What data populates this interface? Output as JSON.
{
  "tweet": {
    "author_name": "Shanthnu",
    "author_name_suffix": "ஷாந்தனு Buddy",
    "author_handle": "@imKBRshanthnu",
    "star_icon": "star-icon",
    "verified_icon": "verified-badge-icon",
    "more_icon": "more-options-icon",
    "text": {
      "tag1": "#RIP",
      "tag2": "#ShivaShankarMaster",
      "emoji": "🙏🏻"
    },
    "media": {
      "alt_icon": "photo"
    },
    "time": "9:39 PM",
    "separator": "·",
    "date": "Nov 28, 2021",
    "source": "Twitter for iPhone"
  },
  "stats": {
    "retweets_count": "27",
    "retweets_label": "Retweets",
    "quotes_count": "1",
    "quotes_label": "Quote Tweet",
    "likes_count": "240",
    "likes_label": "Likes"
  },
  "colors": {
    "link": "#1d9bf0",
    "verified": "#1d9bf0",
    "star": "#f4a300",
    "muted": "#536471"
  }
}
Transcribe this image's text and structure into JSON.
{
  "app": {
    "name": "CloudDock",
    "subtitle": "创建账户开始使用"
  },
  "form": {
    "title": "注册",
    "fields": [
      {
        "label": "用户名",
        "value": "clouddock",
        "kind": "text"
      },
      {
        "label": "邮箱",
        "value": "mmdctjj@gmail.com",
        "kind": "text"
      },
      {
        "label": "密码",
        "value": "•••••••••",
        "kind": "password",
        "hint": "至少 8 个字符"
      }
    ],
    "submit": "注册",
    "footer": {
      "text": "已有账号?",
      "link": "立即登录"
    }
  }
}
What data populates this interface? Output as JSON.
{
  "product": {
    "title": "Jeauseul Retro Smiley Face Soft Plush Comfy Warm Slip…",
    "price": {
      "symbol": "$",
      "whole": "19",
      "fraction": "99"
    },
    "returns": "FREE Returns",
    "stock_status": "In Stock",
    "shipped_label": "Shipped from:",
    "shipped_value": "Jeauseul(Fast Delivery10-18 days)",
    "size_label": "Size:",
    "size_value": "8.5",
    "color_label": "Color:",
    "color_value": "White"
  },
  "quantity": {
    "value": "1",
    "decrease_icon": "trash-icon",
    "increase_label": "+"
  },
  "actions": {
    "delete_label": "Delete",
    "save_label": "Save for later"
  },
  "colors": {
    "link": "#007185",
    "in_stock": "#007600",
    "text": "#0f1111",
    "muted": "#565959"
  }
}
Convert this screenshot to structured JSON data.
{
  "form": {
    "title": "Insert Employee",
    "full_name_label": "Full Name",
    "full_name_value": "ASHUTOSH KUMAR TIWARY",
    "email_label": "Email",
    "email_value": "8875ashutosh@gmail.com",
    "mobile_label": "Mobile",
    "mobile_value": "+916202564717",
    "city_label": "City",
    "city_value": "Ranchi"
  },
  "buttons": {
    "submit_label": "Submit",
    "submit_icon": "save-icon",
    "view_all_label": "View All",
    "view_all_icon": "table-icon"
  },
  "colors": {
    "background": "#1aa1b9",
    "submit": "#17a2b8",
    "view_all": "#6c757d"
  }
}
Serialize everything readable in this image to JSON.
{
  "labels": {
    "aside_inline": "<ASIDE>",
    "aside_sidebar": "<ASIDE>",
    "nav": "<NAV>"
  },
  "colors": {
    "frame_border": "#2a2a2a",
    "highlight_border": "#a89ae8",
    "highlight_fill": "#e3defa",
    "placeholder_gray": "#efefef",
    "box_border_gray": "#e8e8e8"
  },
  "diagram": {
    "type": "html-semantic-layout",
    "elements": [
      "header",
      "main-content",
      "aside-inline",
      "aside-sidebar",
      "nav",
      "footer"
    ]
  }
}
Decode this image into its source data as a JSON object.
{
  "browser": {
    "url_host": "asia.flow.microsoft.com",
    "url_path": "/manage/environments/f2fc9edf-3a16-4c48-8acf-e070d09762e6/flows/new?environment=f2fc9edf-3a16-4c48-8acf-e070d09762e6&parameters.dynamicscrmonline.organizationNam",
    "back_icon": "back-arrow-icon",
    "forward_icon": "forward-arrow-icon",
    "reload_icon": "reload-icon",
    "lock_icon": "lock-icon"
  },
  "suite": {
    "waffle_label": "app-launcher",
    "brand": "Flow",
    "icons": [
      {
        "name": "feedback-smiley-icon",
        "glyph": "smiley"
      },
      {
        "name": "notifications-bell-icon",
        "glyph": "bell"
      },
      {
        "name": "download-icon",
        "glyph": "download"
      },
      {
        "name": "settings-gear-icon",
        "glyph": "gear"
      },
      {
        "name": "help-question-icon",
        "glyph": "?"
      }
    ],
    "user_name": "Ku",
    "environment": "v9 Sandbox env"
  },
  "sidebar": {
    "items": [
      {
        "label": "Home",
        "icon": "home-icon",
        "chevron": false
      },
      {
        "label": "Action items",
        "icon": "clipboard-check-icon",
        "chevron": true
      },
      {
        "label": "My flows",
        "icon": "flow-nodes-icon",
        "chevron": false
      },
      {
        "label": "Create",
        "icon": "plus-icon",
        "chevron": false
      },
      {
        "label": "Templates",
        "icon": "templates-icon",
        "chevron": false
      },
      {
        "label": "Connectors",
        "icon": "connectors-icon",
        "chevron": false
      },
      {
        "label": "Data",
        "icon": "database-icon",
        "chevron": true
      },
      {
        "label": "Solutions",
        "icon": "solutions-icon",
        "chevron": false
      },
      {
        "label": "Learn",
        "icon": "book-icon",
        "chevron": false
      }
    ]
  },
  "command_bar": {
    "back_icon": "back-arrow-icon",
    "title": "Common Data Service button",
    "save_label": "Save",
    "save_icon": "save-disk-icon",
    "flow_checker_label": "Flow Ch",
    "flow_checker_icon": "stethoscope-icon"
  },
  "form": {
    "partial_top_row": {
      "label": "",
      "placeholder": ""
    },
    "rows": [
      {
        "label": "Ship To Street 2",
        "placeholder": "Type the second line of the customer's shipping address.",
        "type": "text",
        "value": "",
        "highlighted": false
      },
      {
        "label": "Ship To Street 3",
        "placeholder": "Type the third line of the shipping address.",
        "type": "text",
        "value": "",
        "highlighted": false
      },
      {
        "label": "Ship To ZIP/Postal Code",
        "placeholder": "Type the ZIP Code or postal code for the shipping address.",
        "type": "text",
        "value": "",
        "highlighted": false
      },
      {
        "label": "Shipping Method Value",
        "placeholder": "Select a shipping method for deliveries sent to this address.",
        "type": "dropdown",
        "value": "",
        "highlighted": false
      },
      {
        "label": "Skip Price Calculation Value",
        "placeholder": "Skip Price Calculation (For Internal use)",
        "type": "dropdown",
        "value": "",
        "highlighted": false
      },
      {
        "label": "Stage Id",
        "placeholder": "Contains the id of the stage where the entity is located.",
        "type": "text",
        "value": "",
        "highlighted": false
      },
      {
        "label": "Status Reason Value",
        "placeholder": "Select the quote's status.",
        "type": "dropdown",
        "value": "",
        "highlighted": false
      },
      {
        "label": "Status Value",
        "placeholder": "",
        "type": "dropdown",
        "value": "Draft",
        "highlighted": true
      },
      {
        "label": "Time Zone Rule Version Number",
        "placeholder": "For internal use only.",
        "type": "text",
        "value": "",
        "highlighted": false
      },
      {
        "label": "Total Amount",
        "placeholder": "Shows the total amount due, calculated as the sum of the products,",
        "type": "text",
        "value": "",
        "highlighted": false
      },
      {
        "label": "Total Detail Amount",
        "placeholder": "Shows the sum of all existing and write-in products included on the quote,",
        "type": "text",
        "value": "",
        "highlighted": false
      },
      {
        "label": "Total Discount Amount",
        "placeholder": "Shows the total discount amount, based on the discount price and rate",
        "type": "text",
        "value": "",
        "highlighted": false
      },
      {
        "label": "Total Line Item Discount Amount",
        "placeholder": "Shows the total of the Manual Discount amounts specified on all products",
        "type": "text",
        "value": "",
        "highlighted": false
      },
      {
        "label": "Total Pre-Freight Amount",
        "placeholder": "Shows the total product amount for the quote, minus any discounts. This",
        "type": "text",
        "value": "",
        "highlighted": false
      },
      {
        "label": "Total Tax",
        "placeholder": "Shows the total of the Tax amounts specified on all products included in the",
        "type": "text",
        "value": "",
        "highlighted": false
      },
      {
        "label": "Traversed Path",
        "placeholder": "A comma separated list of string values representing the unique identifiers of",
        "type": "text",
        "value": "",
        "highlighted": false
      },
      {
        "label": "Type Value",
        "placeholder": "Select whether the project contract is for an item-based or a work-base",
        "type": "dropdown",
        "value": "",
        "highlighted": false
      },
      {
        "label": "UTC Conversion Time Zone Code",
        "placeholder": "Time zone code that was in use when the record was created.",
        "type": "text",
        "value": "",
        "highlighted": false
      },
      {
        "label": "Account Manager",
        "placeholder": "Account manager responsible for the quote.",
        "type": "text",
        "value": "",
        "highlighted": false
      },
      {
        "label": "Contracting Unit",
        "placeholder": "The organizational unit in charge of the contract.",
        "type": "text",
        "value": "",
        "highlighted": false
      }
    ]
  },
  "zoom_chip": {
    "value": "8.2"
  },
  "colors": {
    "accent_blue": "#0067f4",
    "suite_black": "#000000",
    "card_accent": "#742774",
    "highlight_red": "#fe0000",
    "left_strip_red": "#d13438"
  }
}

______________________________

Aim:
Find each line holding the string "environment" and copy it out.

Output for this task:
    "url_path": "/manage/environments/f2fc9edf-3a16-4c48-8acf-e070d09762e6/flows/new?environment=f2fc9edf-3a16-4c48-8acf-e070d09762e6&parameters.dynamicscrmonline.organizationNam",
    "environment": "v9 Sandbox env"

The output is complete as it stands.